**Set problem**
Find the lines that contain the word "Nunchha" and copy each one.

──────── Supplied records

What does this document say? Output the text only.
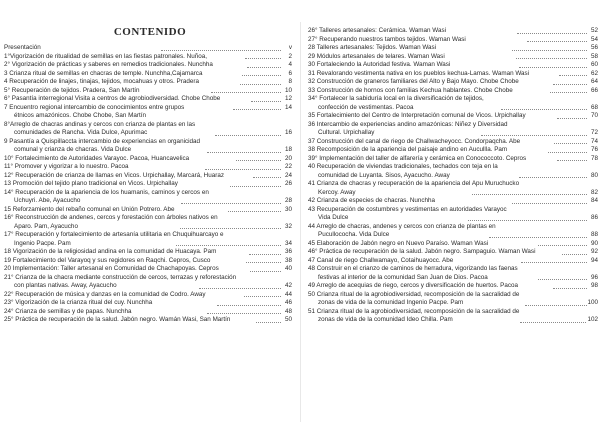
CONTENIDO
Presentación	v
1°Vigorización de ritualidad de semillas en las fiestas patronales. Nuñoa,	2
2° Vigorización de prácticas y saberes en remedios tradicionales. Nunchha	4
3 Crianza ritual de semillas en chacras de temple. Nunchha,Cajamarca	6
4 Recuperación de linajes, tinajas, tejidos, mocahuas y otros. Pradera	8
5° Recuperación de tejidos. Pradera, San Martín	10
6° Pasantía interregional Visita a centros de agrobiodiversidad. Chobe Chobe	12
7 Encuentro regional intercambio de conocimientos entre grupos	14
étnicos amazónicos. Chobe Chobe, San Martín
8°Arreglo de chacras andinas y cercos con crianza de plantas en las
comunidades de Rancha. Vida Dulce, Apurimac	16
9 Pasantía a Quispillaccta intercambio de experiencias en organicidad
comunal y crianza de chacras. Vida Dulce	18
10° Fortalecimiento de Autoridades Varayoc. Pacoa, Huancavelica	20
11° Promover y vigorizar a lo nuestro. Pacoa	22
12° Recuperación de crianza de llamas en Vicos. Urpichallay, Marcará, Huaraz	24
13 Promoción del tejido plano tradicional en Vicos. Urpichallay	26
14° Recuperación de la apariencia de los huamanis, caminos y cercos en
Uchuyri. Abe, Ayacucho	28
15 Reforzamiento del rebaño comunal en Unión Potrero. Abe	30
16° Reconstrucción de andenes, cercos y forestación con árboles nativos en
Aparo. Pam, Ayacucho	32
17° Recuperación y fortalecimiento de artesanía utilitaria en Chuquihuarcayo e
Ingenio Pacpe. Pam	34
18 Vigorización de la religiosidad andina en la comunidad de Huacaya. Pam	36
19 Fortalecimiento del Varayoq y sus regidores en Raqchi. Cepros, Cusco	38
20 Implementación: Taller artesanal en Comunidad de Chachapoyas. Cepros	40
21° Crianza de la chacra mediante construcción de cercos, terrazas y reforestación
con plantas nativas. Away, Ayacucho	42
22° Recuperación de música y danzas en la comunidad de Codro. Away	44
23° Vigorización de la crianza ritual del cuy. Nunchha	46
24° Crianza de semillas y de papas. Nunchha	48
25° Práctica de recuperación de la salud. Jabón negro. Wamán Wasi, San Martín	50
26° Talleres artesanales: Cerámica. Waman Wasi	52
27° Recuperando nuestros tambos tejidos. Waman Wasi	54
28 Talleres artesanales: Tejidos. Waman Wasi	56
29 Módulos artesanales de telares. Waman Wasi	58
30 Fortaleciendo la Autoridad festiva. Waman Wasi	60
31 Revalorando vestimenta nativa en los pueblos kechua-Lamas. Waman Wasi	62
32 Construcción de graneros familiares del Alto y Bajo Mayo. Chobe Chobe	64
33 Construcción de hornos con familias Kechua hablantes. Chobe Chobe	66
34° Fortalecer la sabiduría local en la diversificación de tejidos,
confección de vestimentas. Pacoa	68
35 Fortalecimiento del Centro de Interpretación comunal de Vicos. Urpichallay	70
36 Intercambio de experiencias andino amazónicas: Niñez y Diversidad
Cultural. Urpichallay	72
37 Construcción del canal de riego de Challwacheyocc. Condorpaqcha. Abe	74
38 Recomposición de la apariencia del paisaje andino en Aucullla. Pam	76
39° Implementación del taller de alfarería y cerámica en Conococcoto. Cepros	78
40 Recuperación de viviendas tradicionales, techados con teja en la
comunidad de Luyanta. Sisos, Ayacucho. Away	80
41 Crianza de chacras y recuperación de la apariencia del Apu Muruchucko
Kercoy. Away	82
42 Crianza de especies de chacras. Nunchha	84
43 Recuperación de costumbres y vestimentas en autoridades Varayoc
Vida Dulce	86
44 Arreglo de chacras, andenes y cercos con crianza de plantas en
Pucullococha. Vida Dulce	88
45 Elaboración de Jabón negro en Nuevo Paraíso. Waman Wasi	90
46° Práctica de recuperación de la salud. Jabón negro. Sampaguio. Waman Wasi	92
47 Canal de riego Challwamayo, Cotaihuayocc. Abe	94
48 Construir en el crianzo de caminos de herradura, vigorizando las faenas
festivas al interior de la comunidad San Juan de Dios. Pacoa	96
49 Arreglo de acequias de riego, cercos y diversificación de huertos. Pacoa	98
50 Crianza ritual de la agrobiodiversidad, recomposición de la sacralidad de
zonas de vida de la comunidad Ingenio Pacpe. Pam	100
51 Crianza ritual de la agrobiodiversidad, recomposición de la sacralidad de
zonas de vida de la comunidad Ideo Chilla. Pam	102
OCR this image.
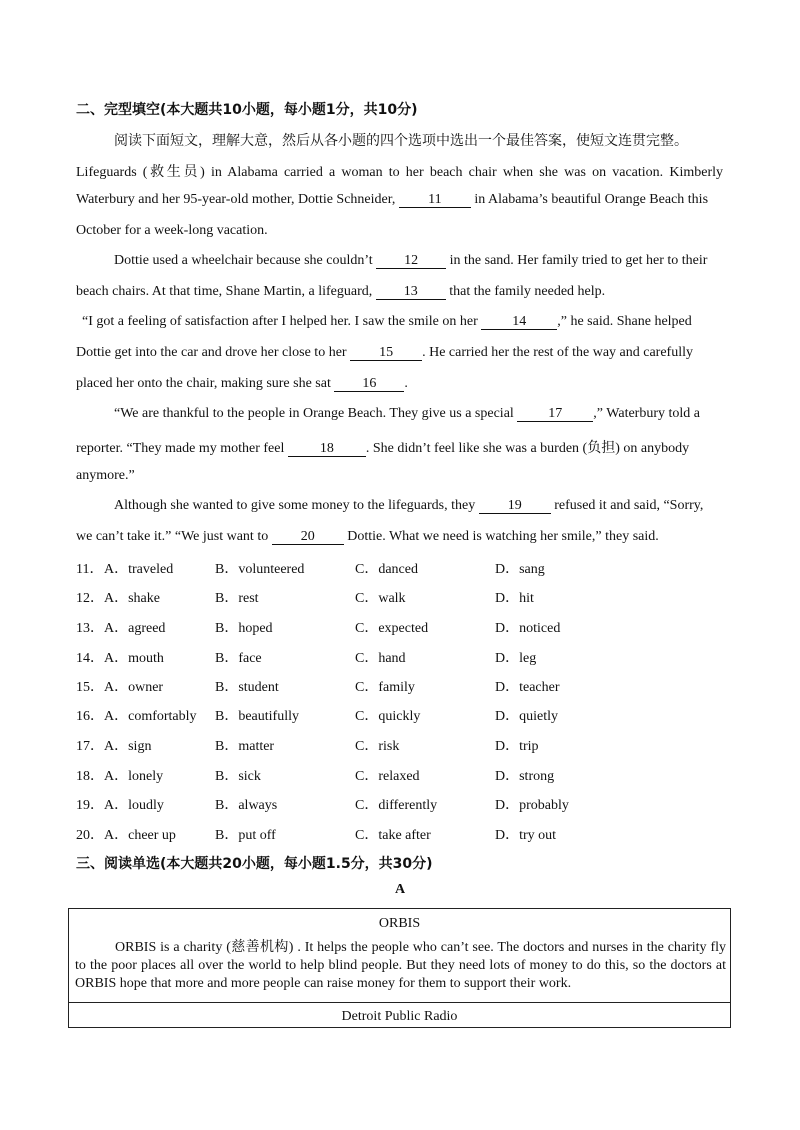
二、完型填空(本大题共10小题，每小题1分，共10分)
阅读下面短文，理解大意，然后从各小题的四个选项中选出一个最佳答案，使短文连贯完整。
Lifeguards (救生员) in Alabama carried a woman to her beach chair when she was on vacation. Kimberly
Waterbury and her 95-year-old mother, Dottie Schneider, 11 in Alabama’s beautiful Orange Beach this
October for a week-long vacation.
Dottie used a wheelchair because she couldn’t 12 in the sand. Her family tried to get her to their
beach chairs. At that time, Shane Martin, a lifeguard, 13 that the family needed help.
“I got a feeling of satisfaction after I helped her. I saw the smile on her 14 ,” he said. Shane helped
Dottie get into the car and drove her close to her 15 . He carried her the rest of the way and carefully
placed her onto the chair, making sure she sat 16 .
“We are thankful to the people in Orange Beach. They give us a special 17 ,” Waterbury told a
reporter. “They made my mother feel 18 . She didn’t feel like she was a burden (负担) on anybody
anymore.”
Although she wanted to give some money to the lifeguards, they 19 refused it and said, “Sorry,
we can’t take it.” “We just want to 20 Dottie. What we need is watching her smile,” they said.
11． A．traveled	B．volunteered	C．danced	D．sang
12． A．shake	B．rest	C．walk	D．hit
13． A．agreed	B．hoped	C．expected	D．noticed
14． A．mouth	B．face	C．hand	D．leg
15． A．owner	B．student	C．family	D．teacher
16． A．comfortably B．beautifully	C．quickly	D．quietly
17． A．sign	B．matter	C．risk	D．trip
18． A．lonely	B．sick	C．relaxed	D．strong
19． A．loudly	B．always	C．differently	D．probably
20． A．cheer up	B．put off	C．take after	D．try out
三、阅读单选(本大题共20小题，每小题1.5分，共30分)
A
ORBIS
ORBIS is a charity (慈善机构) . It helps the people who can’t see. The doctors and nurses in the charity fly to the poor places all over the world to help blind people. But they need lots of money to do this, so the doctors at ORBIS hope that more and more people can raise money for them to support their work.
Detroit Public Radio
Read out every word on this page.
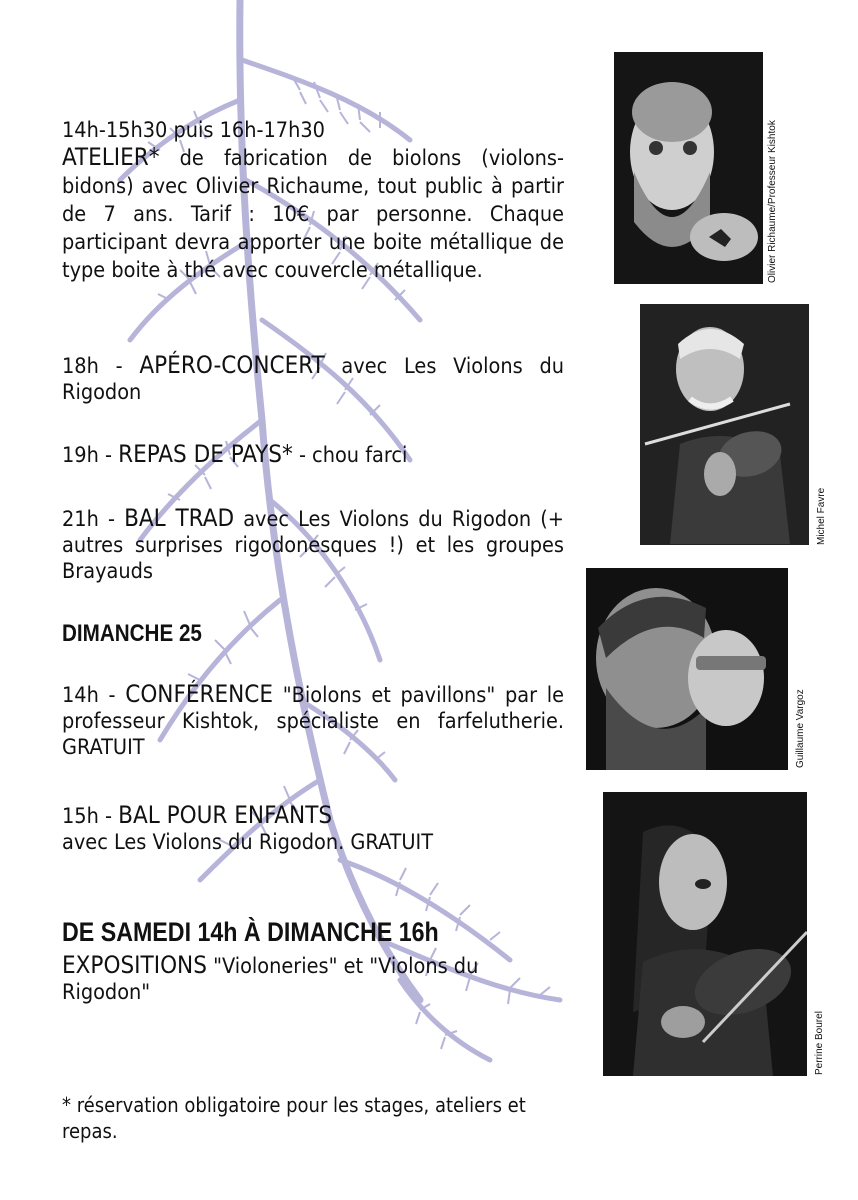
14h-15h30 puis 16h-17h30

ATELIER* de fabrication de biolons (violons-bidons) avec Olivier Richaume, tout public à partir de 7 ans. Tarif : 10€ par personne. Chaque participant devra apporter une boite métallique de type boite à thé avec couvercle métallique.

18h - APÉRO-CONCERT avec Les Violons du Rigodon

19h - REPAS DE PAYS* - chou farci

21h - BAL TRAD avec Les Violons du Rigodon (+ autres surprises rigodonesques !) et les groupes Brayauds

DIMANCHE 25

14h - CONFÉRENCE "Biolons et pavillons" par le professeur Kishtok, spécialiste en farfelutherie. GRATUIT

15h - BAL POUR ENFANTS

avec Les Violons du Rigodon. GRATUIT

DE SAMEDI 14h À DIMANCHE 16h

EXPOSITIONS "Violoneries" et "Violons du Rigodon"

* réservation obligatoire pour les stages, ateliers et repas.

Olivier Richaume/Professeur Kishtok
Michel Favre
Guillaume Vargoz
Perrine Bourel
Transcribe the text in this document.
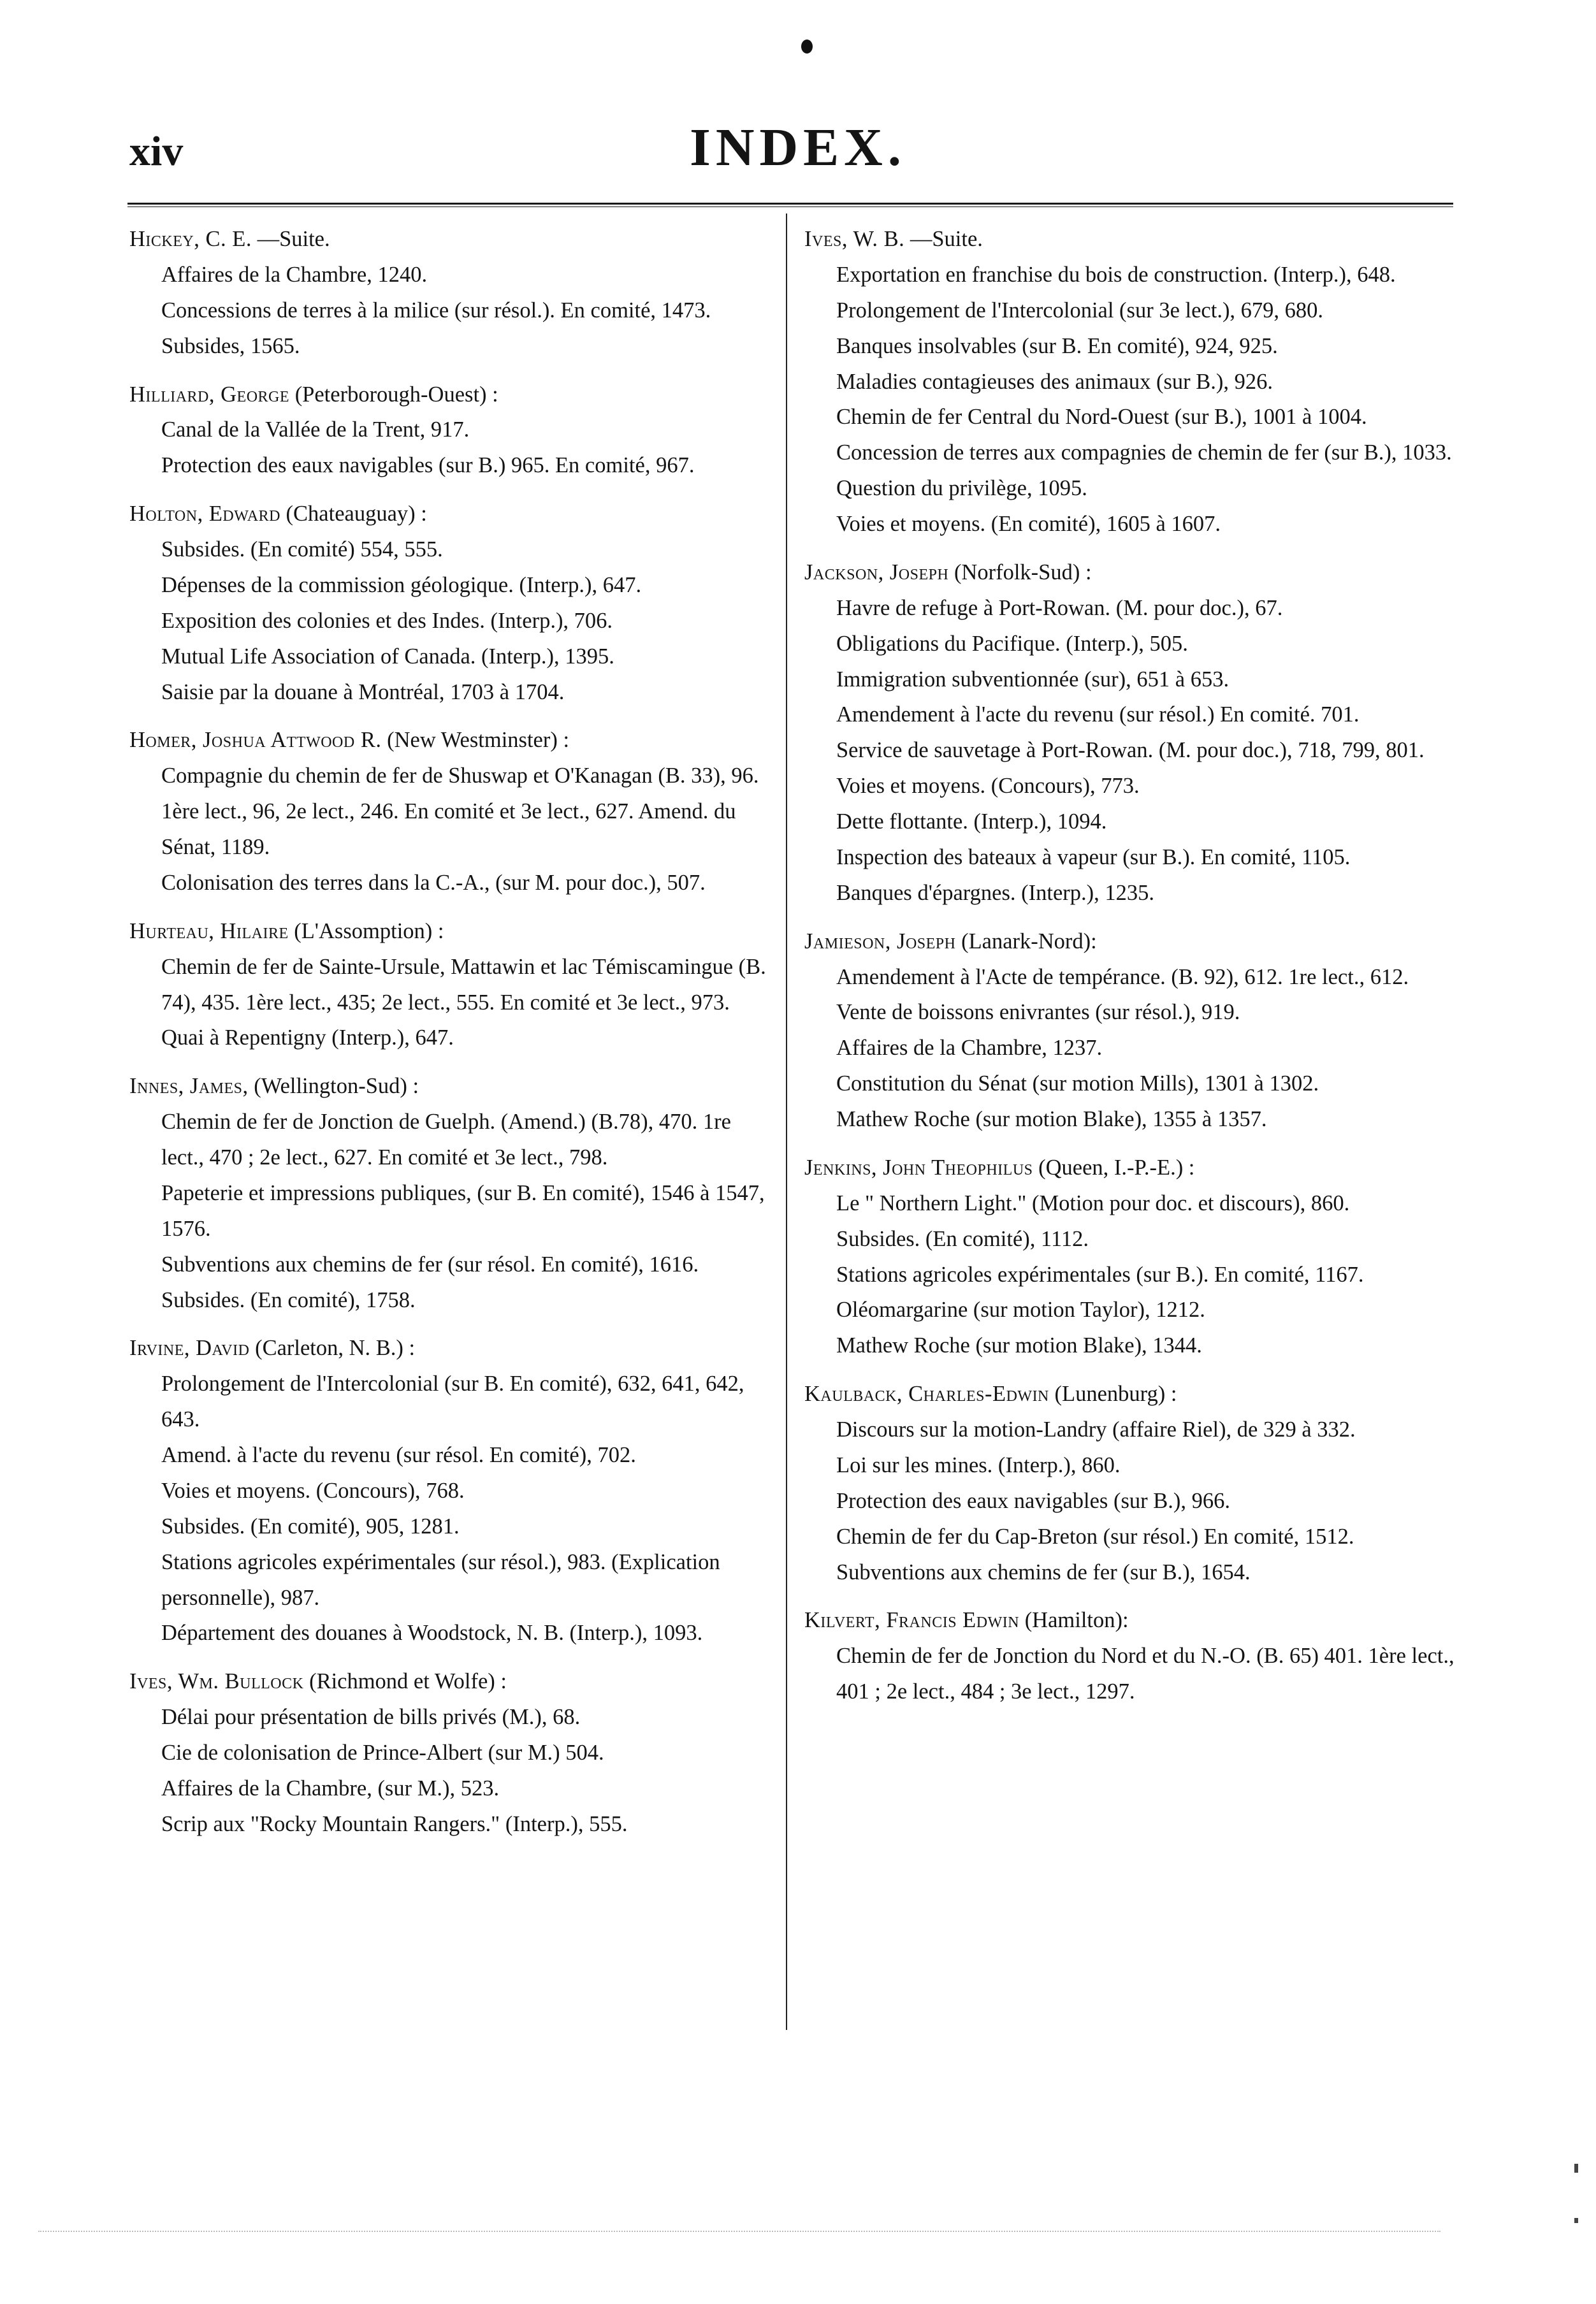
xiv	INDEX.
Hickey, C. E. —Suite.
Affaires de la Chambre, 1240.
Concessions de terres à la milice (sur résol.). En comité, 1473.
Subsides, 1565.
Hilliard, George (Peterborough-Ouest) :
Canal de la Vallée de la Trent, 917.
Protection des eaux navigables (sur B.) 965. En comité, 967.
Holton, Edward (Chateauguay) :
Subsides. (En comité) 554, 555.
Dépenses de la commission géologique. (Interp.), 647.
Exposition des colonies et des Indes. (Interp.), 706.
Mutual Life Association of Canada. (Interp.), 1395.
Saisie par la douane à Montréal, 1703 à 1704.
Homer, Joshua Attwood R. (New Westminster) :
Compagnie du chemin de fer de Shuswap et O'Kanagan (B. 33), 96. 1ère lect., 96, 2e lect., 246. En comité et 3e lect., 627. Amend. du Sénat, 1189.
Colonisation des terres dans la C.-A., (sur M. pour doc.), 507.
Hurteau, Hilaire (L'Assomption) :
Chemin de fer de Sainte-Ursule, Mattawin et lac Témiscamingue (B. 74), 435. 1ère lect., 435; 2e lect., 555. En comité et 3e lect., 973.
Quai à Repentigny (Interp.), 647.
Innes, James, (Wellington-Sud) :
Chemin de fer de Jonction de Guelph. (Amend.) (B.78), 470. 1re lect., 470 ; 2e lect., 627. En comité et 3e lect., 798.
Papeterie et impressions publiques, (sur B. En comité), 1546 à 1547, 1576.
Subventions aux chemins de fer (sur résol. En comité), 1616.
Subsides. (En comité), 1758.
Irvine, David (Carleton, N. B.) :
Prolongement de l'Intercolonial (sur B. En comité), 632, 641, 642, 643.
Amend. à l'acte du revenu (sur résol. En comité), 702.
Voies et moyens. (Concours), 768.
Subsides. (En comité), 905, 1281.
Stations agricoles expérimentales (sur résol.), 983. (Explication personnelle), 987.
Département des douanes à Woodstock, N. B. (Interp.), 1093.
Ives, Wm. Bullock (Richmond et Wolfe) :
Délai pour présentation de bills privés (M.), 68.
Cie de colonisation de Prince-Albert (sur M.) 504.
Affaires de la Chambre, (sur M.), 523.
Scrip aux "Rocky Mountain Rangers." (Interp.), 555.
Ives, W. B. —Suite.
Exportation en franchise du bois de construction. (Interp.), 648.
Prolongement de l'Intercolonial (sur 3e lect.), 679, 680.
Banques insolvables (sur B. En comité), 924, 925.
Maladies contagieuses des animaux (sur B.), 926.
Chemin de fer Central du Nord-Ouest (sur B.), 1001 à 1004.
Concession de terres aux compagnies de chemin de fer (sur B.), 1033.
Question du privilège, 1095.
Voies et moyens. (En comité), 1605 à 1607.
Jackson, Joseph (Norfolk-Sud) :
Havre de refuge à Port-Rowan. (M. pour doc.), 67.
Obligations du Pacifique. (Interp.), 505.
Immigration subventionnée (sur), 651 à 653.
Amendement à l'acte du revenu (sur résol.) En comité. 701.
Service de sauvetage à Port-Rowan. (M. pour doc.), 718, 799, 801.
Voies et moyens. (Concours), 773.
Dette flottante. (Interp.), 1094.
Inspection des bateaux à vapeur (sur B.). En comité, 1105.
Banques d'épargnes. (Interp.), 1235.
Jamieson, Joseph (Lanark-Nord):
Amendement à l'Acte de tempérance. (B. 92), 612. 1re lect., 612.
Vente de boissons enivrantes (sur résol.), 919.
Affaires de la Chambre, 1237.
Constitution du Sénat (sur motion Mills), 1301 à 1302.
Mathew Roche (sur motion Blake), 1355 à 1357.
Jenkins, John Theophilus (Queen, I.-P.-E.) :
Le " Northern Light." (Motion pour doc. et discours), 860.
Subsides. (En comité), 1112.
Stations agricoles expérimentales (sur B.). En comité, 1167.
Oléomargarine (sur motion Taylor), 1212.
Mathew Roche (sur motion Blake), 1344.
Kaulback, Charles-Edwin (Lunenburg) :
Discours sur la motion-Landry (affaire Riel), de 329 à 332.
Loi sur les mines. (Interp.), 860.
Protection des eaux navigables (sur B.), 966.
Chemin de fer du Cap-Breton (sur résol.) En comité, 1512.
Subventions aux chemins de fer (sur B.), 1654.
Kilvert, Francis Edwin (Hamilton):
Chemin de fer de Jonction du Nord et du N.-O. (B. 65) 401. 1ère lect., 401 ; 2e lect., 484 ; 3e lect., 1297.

────────────────

**Result**
2° Vigorización de prácticas y saberes en remedios tradicionales. Nunchha	4
3 Crianza ritual de semillas en chacras de temple. Nunchha,Cajamarca	6
23° Vigorización de la crianza ritual del cuy. Nunchha	46
24° Crianza de semillas y de papas. Nunchha	48
42 Crianza de especies de chacras. Nunchha	84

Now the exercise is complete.